[Stored data]
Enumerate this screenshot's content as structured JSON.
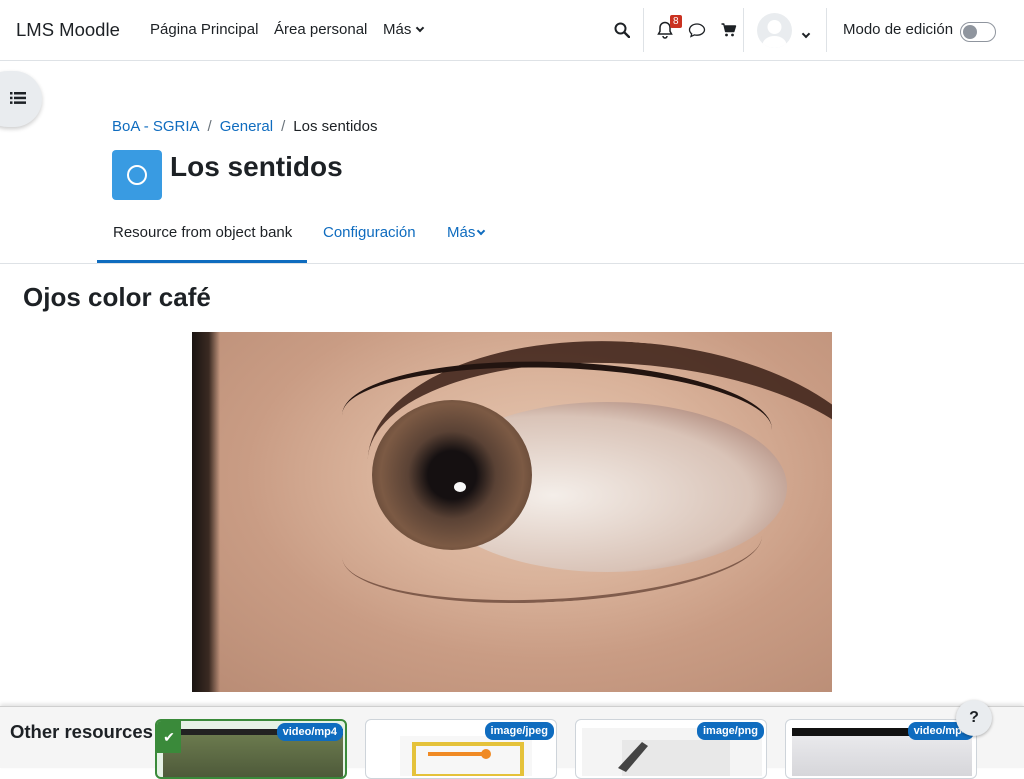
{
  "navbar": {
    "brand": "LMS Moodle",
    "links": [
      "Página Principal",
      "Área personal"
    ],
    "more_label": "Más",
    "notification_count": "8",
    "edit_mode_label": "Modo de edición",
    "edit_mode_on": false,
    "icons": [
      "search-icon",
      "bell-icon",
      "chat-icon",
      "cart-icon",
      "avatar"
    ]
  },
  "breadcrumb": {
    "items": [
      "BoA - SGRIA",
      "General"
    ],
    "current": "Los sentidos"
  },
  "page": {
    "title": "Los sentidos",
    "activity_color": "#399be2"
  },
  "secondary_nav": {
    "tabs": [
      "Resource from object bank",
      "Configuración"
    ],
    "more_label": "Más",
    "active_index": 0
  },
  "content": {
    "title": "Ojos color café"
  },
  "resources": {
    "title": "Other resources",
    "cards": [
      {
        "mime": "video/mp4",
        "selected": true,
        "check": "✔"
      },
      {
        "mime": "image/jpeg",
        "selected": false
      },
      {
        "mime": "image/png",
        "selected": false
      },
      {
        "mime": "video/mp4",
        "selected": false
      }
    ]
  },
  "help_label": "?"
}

* * *

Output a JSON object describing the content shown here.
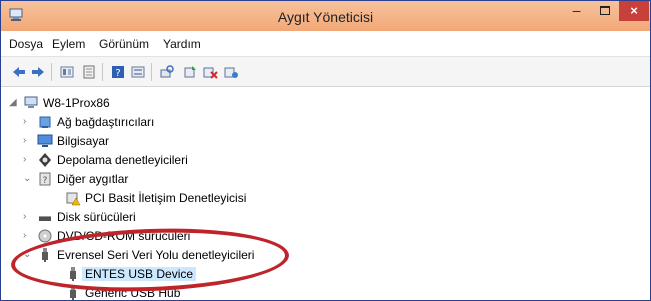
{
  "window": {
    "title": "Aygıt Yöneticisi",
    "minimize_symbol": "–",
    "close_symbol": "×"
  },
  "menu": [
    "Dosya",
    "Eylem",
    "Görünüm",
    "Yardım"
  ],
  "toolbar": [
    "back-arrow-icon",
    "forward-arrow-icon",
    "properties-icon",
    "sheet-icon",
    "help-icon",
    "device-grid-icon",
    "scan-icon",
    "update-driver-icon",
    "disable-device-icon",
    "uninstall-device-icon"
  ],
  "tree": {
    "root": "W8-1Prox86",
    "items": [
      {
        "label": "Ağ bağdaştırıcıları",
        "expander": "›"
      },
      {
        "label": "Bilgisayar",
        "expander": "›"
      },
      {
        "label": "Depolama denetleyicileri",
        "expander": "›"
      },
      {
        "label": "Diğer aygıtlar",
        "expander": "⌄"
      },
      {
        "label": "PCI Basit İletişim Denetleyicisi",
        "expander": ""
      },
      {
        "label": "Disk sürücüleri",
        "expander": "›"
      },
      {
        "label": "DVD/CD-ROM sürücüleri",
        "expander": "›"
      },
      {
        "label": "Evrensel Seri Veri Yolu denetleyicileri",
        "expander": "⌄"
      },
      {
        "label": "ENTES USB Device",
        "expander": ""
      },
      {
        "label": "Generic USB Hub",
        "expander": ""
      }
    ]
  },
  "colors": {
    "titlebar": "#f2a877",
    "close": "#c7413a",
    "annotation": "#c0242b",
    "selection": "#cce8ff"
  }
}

...

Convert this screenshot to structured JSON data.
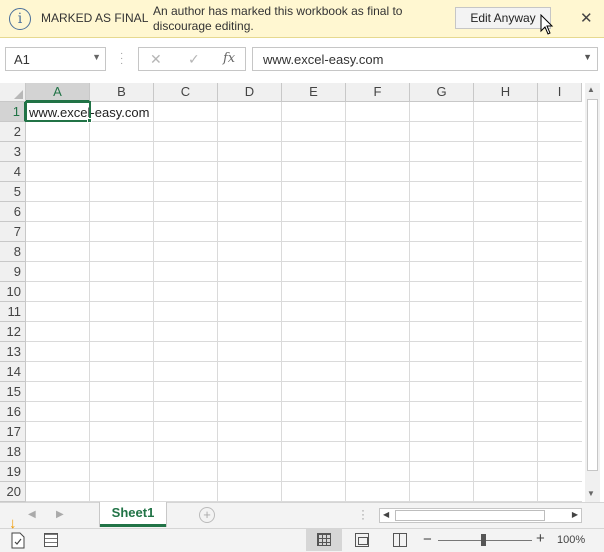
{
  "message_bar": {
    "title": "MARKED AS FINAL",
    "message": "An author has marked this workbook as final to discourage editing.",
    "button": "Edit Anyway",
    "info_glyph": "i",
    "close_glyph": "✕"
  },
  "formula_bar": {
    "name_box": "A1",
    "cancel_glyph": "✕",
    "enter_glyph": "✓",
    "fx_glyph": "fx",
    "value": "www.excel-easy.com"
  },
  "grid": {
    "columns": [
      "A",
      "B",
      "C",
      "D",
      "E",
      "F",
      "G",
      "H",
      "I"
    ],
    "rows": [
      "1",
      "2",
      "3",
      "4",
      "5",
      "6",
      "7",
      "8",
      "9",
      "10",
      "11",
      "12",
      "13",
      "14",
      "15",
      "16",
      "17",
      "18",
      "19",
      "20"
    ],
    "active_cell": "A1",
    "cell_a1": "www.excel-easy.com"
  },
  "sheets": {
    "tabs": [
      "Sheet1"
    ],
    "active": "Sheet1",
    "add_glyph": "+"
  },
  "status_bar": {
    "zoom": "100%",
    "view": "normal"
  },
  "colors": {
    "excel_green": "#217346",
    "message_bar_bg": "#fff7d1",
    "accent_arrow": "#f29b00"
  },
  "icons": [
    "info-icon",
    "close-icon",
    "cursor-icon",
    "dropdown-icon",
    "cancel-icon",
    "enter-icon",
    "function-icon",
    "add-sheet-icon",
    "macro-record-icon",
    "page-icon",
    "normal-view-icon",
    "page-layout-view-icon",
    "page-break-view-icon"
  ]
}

* EXERCISE DETAILS *
Which lines include the word "sentidos"? Copy every one of them.

* WORKED ANSWER *
    "current": "Los sentidos"
    "title": "Los sentidos",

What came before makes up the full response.